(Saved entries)
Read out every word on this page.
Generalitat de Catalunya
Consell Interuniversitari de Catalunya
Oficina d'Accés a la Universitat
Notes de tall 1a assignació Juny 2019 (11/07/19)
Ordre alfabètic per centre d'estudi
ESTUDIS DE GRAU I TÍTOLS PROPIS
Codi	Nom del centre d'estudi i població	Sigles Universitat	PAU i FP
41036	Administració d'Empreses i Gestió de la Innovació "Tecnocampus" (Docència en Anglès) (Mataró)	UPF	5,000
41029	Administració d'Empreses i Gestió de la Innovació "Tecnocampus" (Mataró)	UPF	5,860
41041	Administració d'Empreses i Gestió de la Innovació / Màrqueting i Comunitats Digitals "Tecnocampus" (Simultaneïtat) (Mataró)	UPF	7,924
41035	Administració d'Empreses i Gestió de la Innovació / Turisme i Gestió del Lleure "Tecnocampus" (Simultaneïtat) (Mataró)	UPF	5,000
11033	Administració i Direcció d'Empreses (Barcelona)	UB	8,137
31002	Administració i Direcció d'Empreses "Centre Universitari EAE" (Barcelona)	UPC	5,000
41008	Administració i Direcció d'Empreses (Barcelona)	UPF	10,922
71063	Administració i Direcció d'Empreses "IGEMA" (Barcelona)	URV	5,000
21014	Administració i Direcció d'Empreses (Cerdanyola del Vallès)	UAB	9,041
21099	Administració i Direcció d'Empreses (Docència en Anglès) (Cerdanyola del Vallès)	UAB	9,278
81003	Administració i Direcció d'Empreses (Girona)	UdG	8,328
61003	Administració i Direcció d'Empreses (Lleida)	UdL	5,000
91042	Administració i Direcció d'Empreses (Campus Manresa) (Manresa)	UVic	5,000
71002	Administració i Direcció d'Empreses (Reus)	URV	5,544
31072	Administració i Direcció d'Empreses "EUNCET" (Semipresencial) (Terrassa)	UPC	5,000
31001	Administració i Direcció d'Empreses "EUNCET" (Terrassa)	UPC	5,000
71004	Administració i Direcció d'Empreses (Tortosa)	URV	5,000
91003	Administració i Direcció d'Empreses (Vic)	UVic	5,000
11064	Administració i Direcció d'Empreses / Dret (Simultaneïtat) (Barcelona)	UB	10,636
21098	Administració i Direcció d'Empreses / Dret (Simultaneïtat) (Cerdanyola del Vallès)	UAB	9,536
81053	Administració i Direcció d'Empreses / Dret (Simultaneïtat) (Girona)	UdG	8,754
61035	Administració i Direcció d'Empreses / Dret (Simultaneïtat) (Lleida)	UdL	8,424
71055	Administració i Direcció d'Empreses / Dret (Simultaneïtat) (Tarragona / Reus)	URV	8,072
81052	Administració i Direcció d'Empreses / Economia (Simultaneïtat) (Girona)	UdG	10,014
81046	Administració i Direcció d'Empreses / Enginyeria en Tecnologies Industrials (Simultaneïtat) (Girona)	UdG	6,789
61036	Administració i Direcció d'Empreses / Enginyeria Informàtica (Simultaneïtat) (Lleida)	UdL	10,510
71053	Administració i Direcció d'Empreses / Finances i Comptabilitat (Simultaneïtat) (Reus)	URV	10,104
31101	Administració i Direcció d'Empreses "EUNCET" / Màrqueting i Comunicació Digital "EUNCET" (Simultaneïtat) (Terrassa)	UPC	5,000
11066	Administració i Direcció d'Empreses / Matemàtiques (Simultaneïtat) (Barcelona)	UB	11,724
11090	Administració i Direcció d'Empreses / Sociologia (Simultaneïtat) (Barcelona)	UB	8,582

▶ **What this task involves**: Every entry must be quoted exactly as it appears above.

▶ **Reply**:
Read out every word on this page.
Generalitat de Catalunya
Consell Interuniversitari de Catalunya
Oficina d'Accés a la Universitat
Notes de tall 1a assignació Juny 2019 (11/07/19)
Ordre alfabètic per centre d'estudi
ESTUDIS DE GRAU I TÍTOLS PROPIS
Codi	Nom del centre d'estudi i població	Sigles Universitat	PAU i FP
41036	Administració d'Empreses i Gestió de la Innovació "Tecnocampus" (Docència en Anglès) (Mataró)	UPF	5,000
41029	Administració d'Empreses i Gestió de la Innovació "Tecnocampus" (Mataró)	UPF	5,860
41041	Administració d'Empreses i Gestió de la Innovació / Màrqueting i Comunitats Digitals "Tecnocampus" (Simultaneïtat) (Mataró)	UPF	7,924
41035	Administració d'Empreses i Gestió de la Innovació / Turisme i Gestió del Lleure "Tecnocampus" (Simultaneïtat) (Mataró)	UPF	5,000
11033	Administració i Direcció d'Empreses (Barcelona)	UB	8,137
31002	Administració i Direcció d'Empreses "Centre Universitari EAE" (Barcelona)	UPC	5,000
41008	Administració i Direcció d'Empreses (Barcelona)	UPF	10,922
71063	Administració i Direcció d'Empreses "IGEMA" (Barcelona)	URV	5,000
21014	Administració i Direcció d'Empreses (Cerdanyola del Vallès)	UAB	9,041
21099	Administració i Direcció d'Empreses (Docència en Anglès) (Cerdanyola del Vallès)	UAB	9,278
81003	Administració i Direcció d'Empreses (Girona)	UdG	8,328
61003	Administració i Direcció d'Empreses (Lleida)	UdL	5,000
91042	Administració i Direcció d'Empreses (Campus Manresa) (Manresa)	UVic	5,000
71002	Administració i Direcció d'Empreses (Reus)	URV	5,544
31072	Administració i Direcció d'Empreses "EUNCET" (Semipresencial) (Terrassa)	UPC	5,000
31001	Administració i Direcció d'Empreses "EUNCET" (Terrassa)	UPC	5,000
71004	Administració i Direcció d'Empreses (Tortosa)	URV	5,000
91003	Administració i Direcció d'Empreses (Vic)	UVic	5,000
11064	Administració i Direcció d'Empreses / Dret (Simultaneïtat) (Barcelona)	UB	10,636
21098	Administració i Direcció d'Empreses / Dret (Simultaneïtat) (Cerdanyola del Vallès)	UAB	9,536
81053	Administració i Direcció d'Empreses / Dret (Simultaneïtat) (Girona)	UdG	8,754
61035	Administració i Direcció d'Empreses / Dret (Simultaneïtat) (Lleida)	UdL	8,424
71055	Administració i Direcció d'Empreses / Dret (Simultaneïtat) (Tarragona / Reus)	URV	8,072
81052	Administració i Direcció d'Empreses / Economia (Simultaneïtat) (Girona)	UdG	10,014
81046	Administració i Direcció d'Empreses / Enginyeria en Tecnologies Industrials (Simultaneïtat) (Girona)	UdG	6,789
61036	Administració i Direcció d'Empreses / Enginyeria Informàtica (Simultaneïtat) (Lleida)	UdL	10,510
71053	Administració i Direcció d'Empreses / Finances i Comptabilitat (Simultaneïtat) (Reus)	URV	10,104
31101	Administració i Direcció d'Empreses "EUNCET" / Màrqueting i Comunicació Digital "EUNCET" (Simultaneïtat) (Terrassa)	UPC	5,000
11066	Administració i Direcció d'Empreses / Matemàtiques (Simultaneïtat) (Barcelona)	UB	11,724
11090	Administració i Direcció d'Empreses / Sociologia (Simultaneïtat) (Barcelona)	UB	8,582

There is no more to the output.